WHAT THE TASK ASKS — Go through the data below. Pull out every line that has the word "percent".

DATA FOR THIS EXERCISE —
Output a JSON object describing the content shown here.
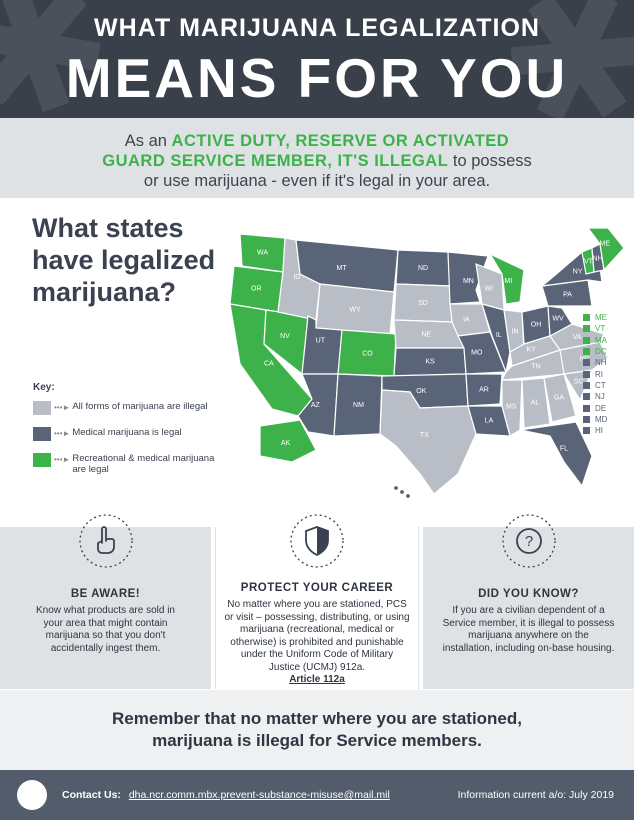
{
  "header": {
    "line1": "WHAT MARIJUANA LEGALIZATION",
    "line2": "MEANS FOR YOU"
  },
  "intro": {
    "pre": "As an ",
    "em1": "ACTIVE DUTY, RESERVE OR ACTIVATED",
    "em2": "GUARD SERVICE MEMBER, IT'S ILLEGAL",
    "post1": " to possess",
    "post2": "or use marijuana - even if it's legal in your area."
  },
  "question": {
    "line1": "What states",
    "line2": "have legalized",
    "line3": "marijuana?"
  },
  "colors": {
    "illegal": "#b9bec6",
    "medical": "#5a6478",
    "recreational": "#3db24a"
  },
  "key": {
    "title": "Key:",
    "illegal": "All forms of marijuana are illegal",
    "medical": "Medical marijuana is legal",
    "recreational": "Recreational & medical marijuana are legal"
  },
  "map_labels": {
    "WA": "WA",
    "OR": "OR",
    "CA": "CA",
    "NV": "NV",
    "ID": "ID",
    "MT": "MT",
    "WY": "WY",
    "UT": "UT",
    "AZ": "AZ",
    "CO": "CO",
    "NM": "NM",
    "ND": "ND",
    "SD": "SD",
    "NE": "NE",
    "KS": "KS",
    "OK": "OK",
    "TX": "TX",
    "MN": "MN",
    "IA": "IA",
    "MO": "MO",
    "AR": "AR",
    "LA": "LA",
    "WI": "WI",
    "IL": "IL",
    "MI": "MI",
    "IN": "IN",
    "OH": "OH",
    "KY": "KY",
    "TN": "TN",
    "MS": "MS",
    "AL": "AL",
    "GA": "GA",
    "FL": "FL",
    "SC": "SC",
    "NC": "NC",
    "VA": "VA",
    "WV": "WV",
    "PA": "PA",
    "NY": "NY",
    "ME": "ME",
    "AK": "AK",
    "VT": "VT",
    "NH": "NH"
  },
  "side_list": [
    {
      "code": "ME",
      "status": "recreational"
    },
    {
      "code": "VT",
      "status": "recreational"
    },
    {
      "code": "MA",
      "status": "recreational"
    },
    {
      "code": "DC",
      "status": "recreational"
    },
    {
      "code": "NH",
      "status": "medical"
    },
    {
      "code": "RI",
      "status": "medical"
    },
    {
      "code": "CT",
      "status": "medical"
    },
    {
      "code": "NJ",
      "status": "medical"
    },
    {
      "code": "DE",
      "status": "medical"
    },
    {
      "code": "MD",
      "status": "medical"
    },
    {
      "code": "HI",
      "status": "medical"
    }
  ],
  "boxes": {
    "aware": {
      "icon": "hand-pointing-icon",
      "title": "BE AWARE!",
      "text": "Know what products are sold in your area that might contain marijuana so that you don't accidentally ingest them."
    },
    "career": {
      "icon": "shield-icon",
      "title": "PROTECT YOUR CAREER",
      "text": "No matter where you are stationed, PCS or visit – possessing, distributing, or using marijuana (recreational, medical or otherwise) is prohibited and punishable under the Uniform Code of Military Justice (UCMJ) 912a.",
      "link": "Article 112a"
    },
    "know": {
      "icon": "question-icon",
      "title": "DID YOU KNOW?",
      "text": "If you are a civilian dependent of a Service member, it is illegal to possess marijuana anywhere on the installation, including on-base housing."
    }
  },
  "remember": {
    "line1": "Remember that no matter where you are stationed,",
    "line2": "marijuana is illegal for Service members."
  },
  "footer": {
    "contact_label": "Contact Us:",
    "email": "dha.ncr.comm.mbx.prevent-substance-misuse@mail.mil",
    "info": "Information current a/o: July 2019"
  }
}
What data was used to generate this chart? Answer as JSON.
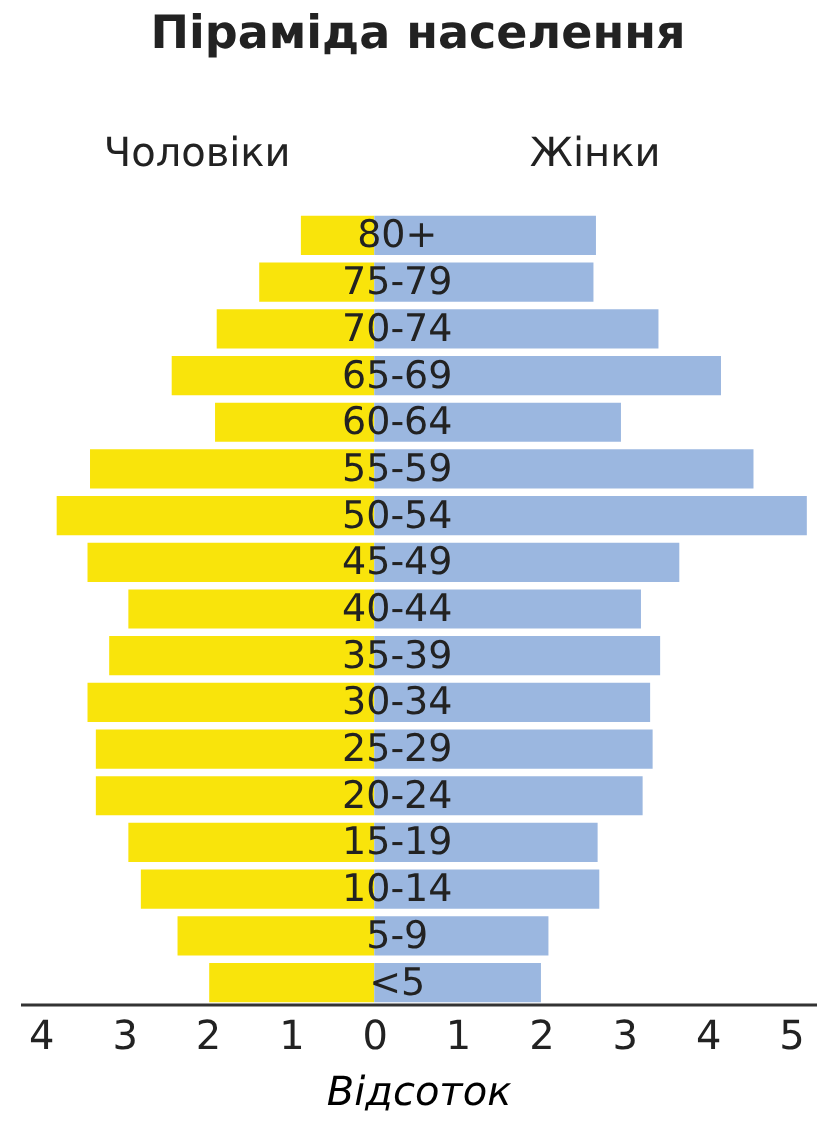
{
  "chart_data": {
    "type": "bar",
    "orientation": "horizontal",
    "title": "Піраміда населення",
    "xlabel": "Відсоток",
    "categories": [
      "80+",
      "75-79",
      "70-74",
      "65-69",
      "60-64",
      "55-59",
      "50-54",
      "45-49",
      "40-44",
      "35-39",
      "30-34",
      "25-29",
      "20-24",
      "15-19",
      "10-14",
      "5-9",
      "<5"
    ],
    "series": [
      {
        "name": "Чоловіки",
        "color": "#f9e40b",
        "values": [
          -0.88,
          -1.38,
          -1.89,
          -2.43,
          -1.91,
          -3.41,
          -3.81,
          -3.44,
          -2.95,
          -3.18,
          -3.44,
          -3.34,
          -3.34,
          -2.95,
          -2.8,
          -2.36,
          -1.98
        ]
      },
      {
        "name": "Жінки",
        "color": "#9bb7e0",
        "values": [
          2.66,
          2.63,
          3.41,
          4.16,
          2.96,
          4.55,
          5.19,
          3.66,
          3.2,
          3.43,
          3.31,
          3.34,
          3.22,
          2.68,
          2.7,
          2.09,
          2.0
        ]
      }
    ],
    "xlim": [
      -4.25,
      5.3
    ],
    "xticks": [
      {
        "value": -4,
        "label": "4"
      },
      {
        "value": -3,
        "label": "3"
      },
      {
        "value": -2,
        "label": "2"
      },
      {
        "value": -1,
        "label": "1"
      },
      0,
      1,
      2,
      3,
      4,
      5
    ],
    "legend": "top",
    "grid": false,
    "stacked": true
  }
}
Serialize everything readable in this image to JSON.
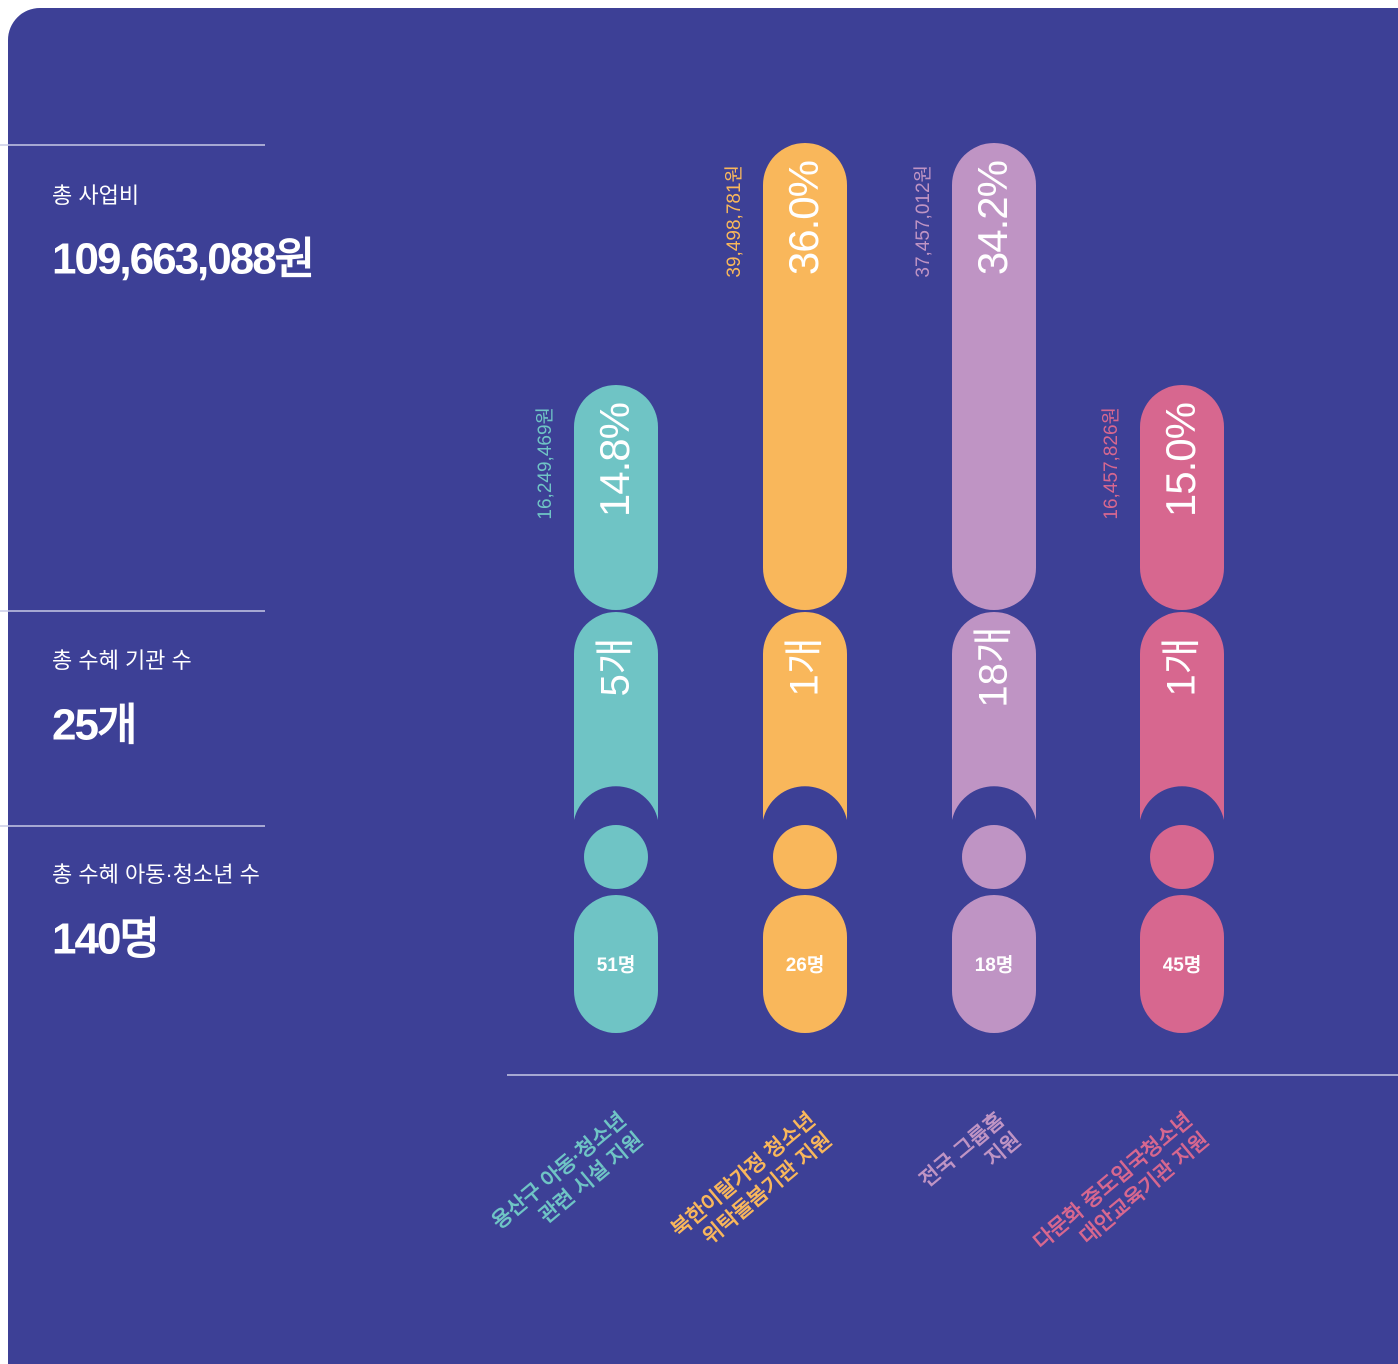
{
  "summary": [
    {
      "label": "총 사업비",
      "value": "109,663,088원"
    },
    {
      "label": "총 수혜 기관 수",
      "value": "25개"
    },
    {
      "label": "총 수혜 아동·청소년 수",
      "value": "140명"
    }
  ],
  "columns": [
    {
      "amount": "16,249,469원",
      "percent": "14.8%",
      "count": "5개",
      "people": "51명",
      "label": [
        "용산구 아동·청소년",
        "관련 시설 지원"
      ],
      "color": "#6fc4c5"
    },
    {
      "amount": "39,498,781원",
      "percent": "36.0%",
      "count": "1개",
      "people": "26명",
      "label": [
        "북한이탈가정 청소년",
        "위탁돌봄기관 지원"
      ],
      "color": "#f9b75b"
    },
    {
      "amount": "37,457,012원",
      "percent": "34.2%",
      "count": "18개",
      "people": "18명",
      "label": [
        "전국 그룹홈",
        "지원"
      ],
      "color": "#bf94c4"
    },
    {
      "amount": "16,457,826원",
      "percent": "15.0%",
      "count": "1개",
      "people": "45명",
      "label": [
        "다문화 중도입국청소년",
        "대안교육기관 지원"
      ],
      "color": "#d7678f"
    }
  ]
}
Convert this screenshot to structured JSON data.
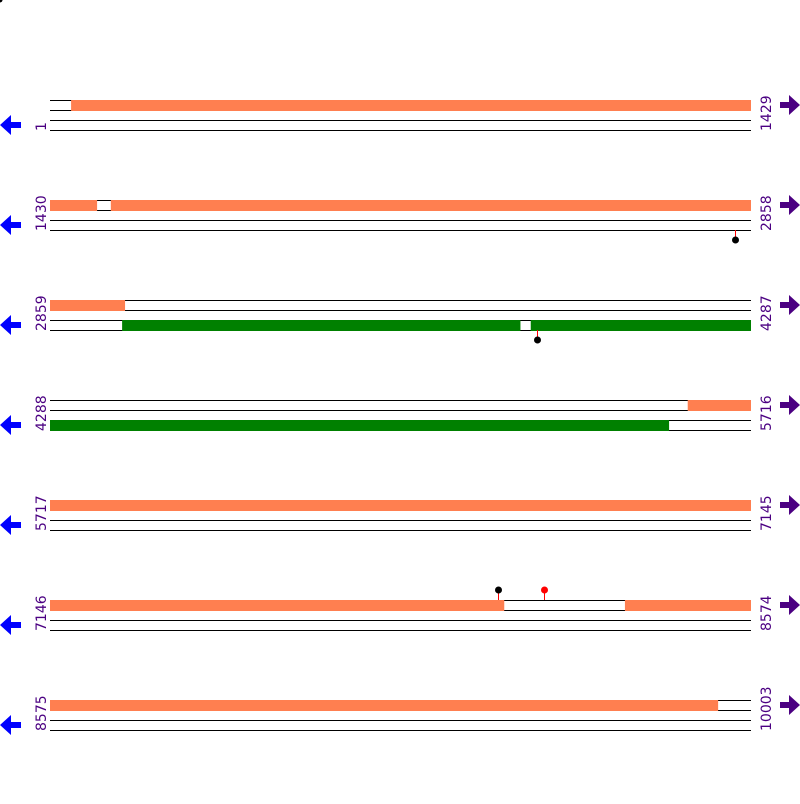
{
  "colors": {
    "forward_feature": "#FF7F50",
    "reverse_feature": "#008000",
    "label": "#4B0082",
    "reverse_arrow": "#0000FF",
    "forward_arrow": "#4B0082",
    "marker_black": "#000000",
    "marker_red": "#FF0000"
  },
  "icons": {
    "left": "arrow-left-icon",
    "right": "arrow-right-icon"
  },
  "rows": [
    {
      "start": 1,
      "end": 1429,
      "label_start": "1",
      "label_end": "1429",
      "forward": [
        [
          44,
          1429
        ]
      ],
      "reverse": [],
      "markers": []
    },
    {
      "start": 1430,
      "end": 2858,
      "label_start": "1430",
      "label_end": "2858",
      "forward": [
        [
          1430,
          1525
        ],
        [
          1554,
          2858
        ]
      ],
      "reverse": [],
      "markers": [
        {
          "pos": 2827,
          "track": "bottom",
          "color": "black"
        }
      ]
    },
    {
      "start": 2859,
      "end": 4287,
      "label_start": "2859",
      "label_end": "4287",
      "forward": [
        [
          2859,
          3011
        ]
      ],
      "reverse": [
        [
          3006,
          3817
        ],
        [
          3839,
          4287
        ]
      ],
      "markers": [
        {
          "pos": 3851,
          "track": "bottom",
          "color": "black"
        }
      ]
    },
    {
      "start": 4288,
      "end": 5716,
      "label_start": "4288",
      "label_end": "5716",
      "forward": [
        [
          5588,
          5716
        ]
      ],
      "reverse": [
        [
          4288,
          5549
        ]
      ],
      "markers": []
    },
    {
      "start": 5717,
      "end": 7145,
      "label_start": "5717",
      "label_end": "7145",
      "forward": [
        [
          5717,
          7145
        ]
      ],
      "reverse": [],
      "markers": []
    },
    {
      "start": 7146,
      "end": 8574,
      "label_start": "7146",
      "label_end": "8574",
      "forward": [
        [
          7146,
          8071
        ],
        [
          8318,
          8574
        ]
      ],
      "reverse": [],
      "markers": [
        {
          "pos": 8059,
          "track": "top",
          "color": "black"
        },
        {
          "pos": 8154,
          "track": "top",
          "color": "red"
        }
      ]
    },
    {
      "start": 8575,
      "end": 10003,
      "label_start": "8575",
      "label_end": "10003",
      "forward": [
        [
          8575,
          9936
        ]
      ],
      "reverse": [],
      "markers": []
    }
  ]
}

WRITTEN SOLUTION —
      "percent": "14.8%",
      "percent": "36.0%",
      "percent": "34.2%",
      "percent": "15.0%",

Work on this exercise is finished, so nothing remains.